» Records for processing
>>>

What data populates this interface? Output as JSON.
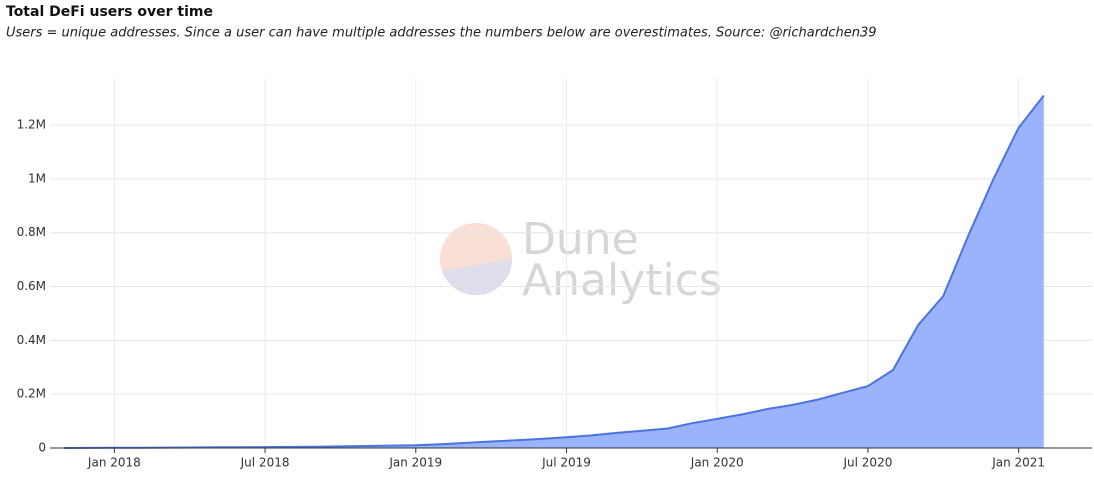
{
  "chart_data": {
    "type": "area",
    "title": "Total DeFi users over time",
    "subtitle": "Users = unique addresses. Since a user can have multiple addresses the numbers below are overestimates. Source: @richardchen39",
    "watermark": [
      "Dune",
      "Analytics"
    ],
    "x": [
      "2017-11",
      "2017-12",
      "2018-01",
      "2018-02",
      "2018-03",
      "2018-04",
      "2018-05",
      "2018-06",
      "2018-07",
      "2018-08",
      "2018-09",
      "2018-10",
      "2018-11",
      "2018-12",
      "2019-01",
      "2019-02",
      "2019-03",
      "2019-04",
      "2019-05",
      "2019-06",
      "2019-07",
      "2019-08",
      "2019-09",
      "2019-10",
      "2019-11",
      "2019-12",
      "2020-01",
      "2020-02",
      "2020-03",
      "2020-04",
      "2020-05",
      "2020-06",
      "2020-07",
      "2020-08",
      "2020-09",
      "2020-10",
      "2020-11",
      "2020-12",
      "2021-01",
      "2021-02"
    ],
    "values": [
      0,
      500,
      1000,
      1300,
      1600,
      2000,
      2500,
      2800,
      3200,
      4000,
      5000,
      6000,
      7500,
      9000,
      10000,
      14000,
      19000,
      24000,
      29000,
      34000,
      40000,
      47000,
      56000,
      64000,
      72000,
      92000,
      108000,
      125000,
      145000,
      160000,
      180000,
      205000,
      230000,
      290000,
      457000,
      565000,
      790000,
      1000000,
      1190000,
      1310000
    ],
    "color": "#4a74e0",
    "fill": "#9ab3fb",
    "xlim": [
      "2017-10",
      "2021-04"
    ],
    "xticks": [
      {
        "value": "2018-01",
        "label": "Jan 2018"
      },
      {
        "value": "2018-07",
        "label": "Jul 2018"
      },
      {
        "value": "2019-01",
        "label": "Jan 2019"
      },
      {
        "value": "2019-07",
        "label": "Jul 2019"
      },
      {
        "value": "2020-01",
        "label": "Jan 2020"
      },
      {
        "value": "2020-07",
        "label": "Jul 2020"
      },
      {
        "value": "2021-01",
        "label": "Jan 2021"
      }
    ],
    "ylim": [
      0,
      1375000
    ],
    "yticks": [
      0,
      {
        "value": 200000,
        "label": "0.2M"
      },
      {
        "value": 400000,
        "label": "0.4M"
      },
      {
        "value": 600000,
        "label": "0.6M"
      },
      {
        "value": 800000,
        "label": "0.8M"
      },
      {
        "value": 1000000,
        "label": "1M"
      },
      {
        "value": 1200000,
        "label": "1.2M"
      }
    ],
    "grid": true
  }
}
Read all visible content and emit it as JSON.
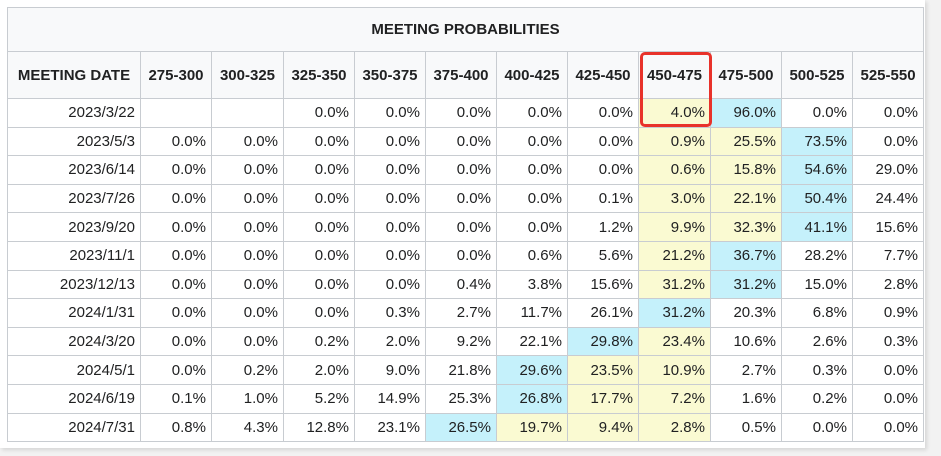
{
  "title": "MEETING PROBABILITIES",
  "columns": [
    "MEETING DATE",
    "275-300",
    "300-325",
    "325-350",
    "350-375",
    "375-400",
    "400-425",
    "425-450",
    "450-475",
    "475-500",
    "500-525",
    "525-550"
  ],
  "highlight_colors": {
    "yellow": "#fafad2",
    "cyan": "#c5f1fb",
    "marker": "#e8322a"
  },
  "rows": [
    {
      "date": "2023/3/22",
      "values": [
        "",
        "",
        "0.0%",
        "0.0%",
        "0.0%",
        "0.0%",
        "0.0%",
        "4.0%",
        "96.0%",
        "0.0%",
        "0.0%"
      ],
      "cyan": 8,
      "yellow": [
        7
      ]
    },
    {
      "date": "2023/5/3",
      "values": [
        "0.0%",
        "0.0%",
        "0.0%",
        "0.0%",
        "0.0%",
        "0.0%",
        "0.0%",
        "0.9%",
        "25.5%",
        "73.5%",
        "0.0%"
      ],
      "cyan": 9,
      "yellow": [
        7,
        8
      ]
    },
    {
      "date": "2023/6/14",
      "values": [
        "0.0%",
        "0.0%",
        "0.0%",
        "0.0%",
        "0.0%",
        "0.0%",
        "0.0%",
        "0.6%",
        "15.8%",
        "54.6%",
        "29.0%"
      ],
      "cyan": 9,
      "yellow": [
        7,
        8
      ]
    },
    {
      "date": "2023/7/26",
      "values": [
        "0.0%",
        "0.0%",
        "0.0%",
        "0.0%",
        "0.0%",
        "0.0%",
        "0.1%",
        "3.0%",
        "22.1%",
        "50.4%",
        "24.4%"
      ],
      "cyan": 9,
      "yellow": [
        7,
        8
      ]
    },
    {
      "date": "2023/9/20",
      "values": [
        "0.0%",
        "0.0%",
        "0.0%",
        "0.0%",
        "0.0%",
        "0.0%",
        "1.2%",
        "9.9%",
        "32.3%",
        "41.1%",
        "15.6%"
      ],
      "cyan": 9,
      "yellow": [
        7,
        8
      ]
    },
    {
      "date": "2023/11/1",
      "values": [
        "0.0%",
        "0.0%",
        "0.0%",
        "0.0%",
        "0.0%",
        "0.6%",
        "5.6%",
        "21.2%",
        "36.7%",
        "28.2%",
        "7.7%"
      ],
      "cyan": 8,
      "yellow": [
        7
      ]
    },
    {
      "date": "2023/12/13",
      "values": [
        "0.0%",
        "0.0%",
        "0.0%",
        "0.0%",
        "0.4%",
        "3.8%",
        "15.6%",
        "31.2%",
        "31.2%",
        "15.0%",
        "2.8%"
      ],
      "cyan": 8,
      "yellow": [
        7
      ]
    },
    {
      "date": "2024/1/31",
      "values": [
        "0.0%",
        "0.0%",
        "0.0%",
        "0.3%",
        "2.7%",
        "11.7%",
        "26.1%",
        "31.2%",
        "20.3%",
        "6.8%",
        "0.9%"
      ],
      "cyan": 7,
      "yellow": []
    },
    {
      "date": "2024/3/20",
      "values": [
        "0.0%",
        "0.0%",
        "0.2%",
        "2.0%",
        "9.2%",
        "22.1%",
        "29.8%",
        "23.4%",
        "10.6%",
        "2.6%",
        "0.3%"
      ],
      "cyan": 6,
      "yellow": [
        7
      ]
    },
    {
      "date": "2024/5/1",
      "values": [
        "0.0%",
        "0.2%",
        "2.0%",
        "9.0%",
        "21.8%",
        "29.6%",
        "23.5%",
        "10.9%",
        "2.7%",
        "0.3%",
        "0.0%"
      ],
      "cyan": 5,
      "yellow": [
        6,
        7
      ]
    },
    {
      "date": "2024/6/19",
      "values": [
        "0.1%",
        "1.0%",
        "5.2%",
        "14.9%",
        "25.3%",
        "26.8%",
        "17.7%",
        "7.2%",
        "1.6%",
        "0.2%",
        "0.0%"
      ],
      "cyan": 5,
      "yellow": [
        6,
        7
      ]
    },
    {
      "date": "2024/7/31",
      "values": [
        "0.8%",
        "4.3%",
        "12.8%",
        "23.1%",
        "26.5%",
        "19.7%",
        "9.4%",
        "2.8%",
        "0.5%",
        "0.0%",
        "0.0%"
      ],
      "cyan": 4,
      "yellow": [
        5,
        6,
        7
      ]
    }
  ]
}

<<<

» What you will do
From the listing, extract all text exactly as given and drop any picture.

» Final result
What data populates this interface? Output as JSON.
{
  "chart_data": {
    "type": "area",
    "title": "Total DeFi users over time",
    "subtitle": "Users = unique addresses. Since a user can have multiple addresses the numbers below are overestimates. Source: @richardchen39",
    "watermark": [
      "Dune",
      "Analytics"
    ],
    "x": [
      "2017-11",
      "2017-12",
      "2018-01",
      "2018-02",
      "2018-03",
      "2018-04",
      "2018-05",
      "2018-06",
      "2018-07",
      "2018-08",
      "2018-09",
      "2018-10",
      "2018-11",
      "2018-12",
      "2019-01",
      "2019-02",
      "2019-03",
      "2019-04",
      "2019-05",
      "2019-06",
      "2019-07",
      "2019-08",
      "2019-09",
      "2019-10",
      "2019-11",
      "2019-12",
      "2020-01",
      "2020-02",
      "2020-03",
      "2020-04",
      "2020-05",
      "2020-06",
      "2020-07",
      "2020-08",
      "2020-09",
      "2020-10",
      "2020-11",
      "2020-12",
      "2021-01",
      "2021-02"
    ],
    "values": [
      0,
      500,
      1000,
      1300,
      1600,
      2000,
      2500,
      2800,
      3200,
      4000,
      5000,
      6000,
      7500,
      9000,
      10000,
      14000,
      19000,
      24000,
      29000,
      34000,
      40000,
      47000,
      56000,
      64000,
      72000,
      92000,
      108000,
      125000,
      145000,
      160000,
      180000,
      205000,
      230000,
      290000,
      457000,
      565000,
      790000,
      1000000,
      1190000,
      1310000
    ],
    "color": "#4a74e0",
    "fill": "#9ab3fb",
    "xlim": [
      "2017-10",
      "2021-04"
    ],
    "xticks": [
      {
        "value": "2018-01",
        "label": "Jan 2018"
      },
      {
        "value": "2018-07",
        "label": "Jul 2018"
      },
      {
        "value": "2019-01",
        "label": "Jan 2019"
      },
      {
        "value": "2019-07",
        "label": "Jul 2019"
      },
      {
        "value": "2020-01",
        "label": "Jan 2020"
      },
      {
        "value": "2020-07",
        "label": "Jul 2020"
      },
      {
        "value": "2021-01",
        "label": "Jan 2021"
      }
    ],
    "ylim": [
      0,
      1375000
    ],
    "yticks": [
      0,
      {
        "value": 200000,
        "label": "0.2M"
      },
      {
        "value": 400000,
        "label": "0.4M"
      },
      {
        "value": 600000,
        "label": "0.6M"
      },
      {
        "value": 800000,
        "label": "0.8M"
      },
      {
        "value": 1000000,
        "label": "1M"
      },
      {
        "value": 1200000,
        "label": "1.2M"
      }
    ],
    "grid": true
  }
}
Read all visible content and emit it as JSON.
{
  "title": "MEETING PROBABILITIES",
  "columns": [
    "MEETING DATE",
    "275-300",
    "300-325",
    "325-350",
    "350-375",
    "375-400",
    "400-425",
    "425-450",
    "450-475",
    "475-500",
    "500-525",
    "525-550"
  ],
  "highlight_colors": {
    "yellow": "#fafad2",
    "cyan": "#c5f1fb",
    "marker": "#e8322a"
  },
  "rows": [
    {
      "date": "2023/3/22",
      "values": [
        "",
        "",
        "0.0%",
        "0.0%",
        "0.0%",
        "0.0%",
        "0.0%",
        "4.0%",
        "96.0%",
        "0.0%",
        "0.0%"
      ],
      "cyan": 8,
      "yellow": [
        7
      ]
    },
    {
      "date": "2023/5/3",
      "values": [
        "0.0%",
        "0.0%",
        "0.0%",
        "0.0%",
        "0.0%",
        "0.0%",
        "0.0%",
        "0.9%",
        "25.5%",
        "73.5%",
        "0.0%"
      ],
      "cyan": 9,
      "yellow": [
        7,
        8
      ]
    },
    {
      "date": "2023/6/14",
      "values": [
        "0.0%",
        "0.0%",
        "0.0%",
        "0.0%",
        "0.0%",
        "0.0%",
        "0.0%",
        "0.6%",
        "15.8%",
        "54.6%",
        "29.0%"
      ],
      "cyan": 9,
      "yellow": [
        7,
        8
      ]
    },
    {
      "date": "2023/7/26",
      "values": [
        "0.0%",
        "0.0%",
        "0.0%",
        "0.0%",
        "0.0%",
        "0.0%",
        "0.1%",
        "3.0%",
        "22.1%",
        "50.4%",
        "24.4%"
      ],
      "cyan": 9,
      "yellow": [
        7,
        8
      ]
    },
    {
      "date": "2023/9/20",
      "values": [
        "0.0%",
        "0.0%",
        "0.0%",
        "0.0%",
        "0.0%",
        "0.0%",
        "1.2%",
        "9.9%",
        "32.3%",
        "41.1%",
        "15.6%"
      ],
      "cyan": 9,
      "yellow": [
        7,
        8
      ]
    },
    {
      "date": "2023/11/1",
      "values": [
        "0.0%",
        "0.0%",
        "0.0%",
        "0.0%",
        "0.0%",
        "0.6%",
        "5.6%",
        "21.2%",
        "36.7%",
        "28.2%",
        "7.7%"
      ],
      "cyan": 8,
      "yellow": [
        7
      ]
    },
    {
      "date": "2023/12/13",
      "values": [
        "0.0%",
        "0.0%",
        "0.0%",
        "0.0%",
        "0.4%",
        "3.8%",
        "15.6%",
        "31.2%",
        "31.2%",
        "15.0%",
        "2.8%"
      ],
      "cyan": 8,
      "yellow": [
        7
      ]
    },
    {
      "date": "2024/1/31",
      "values": [
        "0.0%",
        "0.0%",
        "0.0%",
        "0.3%",
        "2.7%",
        "11.7%",
        "26.1%",
        "31.2%",
        "20.3%",
        "6.8%",
        "0.9%"
      ],
      "cyan": 7,
      "yellow": []
    },
    {
      "date": "2024/3/20",
      "values": [
        "0.0%",
        "0.0%",
        "0.2%",
        "2.0%",
        "9.2%",
        "22.1%",
        "29.8%",
        "23.4%",
        "10.6%",
        "2.6%",
        "0.3%"
      ],
      "cyan": 6,
      "yellow": [
        7
      ]
    },
    {
      "date": "2024/5/1",
      "values": [
        "0.0%",
        "0.2%",
        "2.0%",
        "9.0%",
        "21.8%",
        "29.6%",
        "23.5%",
        "10.9%",
        "2.7%",
        "0.3%",
        "0.0%"
      ],
      "cyan": 5,
      "yellow": [
        6,
        7
      ]
    },
    {
      "date": "2024/6/19",
      "values": [
        "0.1%",
        "1.0%",
        "5.2%",
        "14.9%",
        "25.3%",
        "26.8%",
        "17.7%",
        "7.2%",
        "1.6%",
        "0.2%",
        "0.0%"
      ],
      "cyan": 5,
      "yellow": [
        6,
        7
      ]
    },
    {
      "date": "2024/7/31",
      "values": [
        "0.8%",
        "4.3%",
        "12.8%",
        "23.1%",
        "26.5%",
        "19.7%",
        "9.4%",
        "2.8%",
        "0.5%",
        "0.0%",
        "0.0%"
      ],
      "cyan": 4,
      "yellow": [
        5,
        6,
        7
      ]
    }
  ]
}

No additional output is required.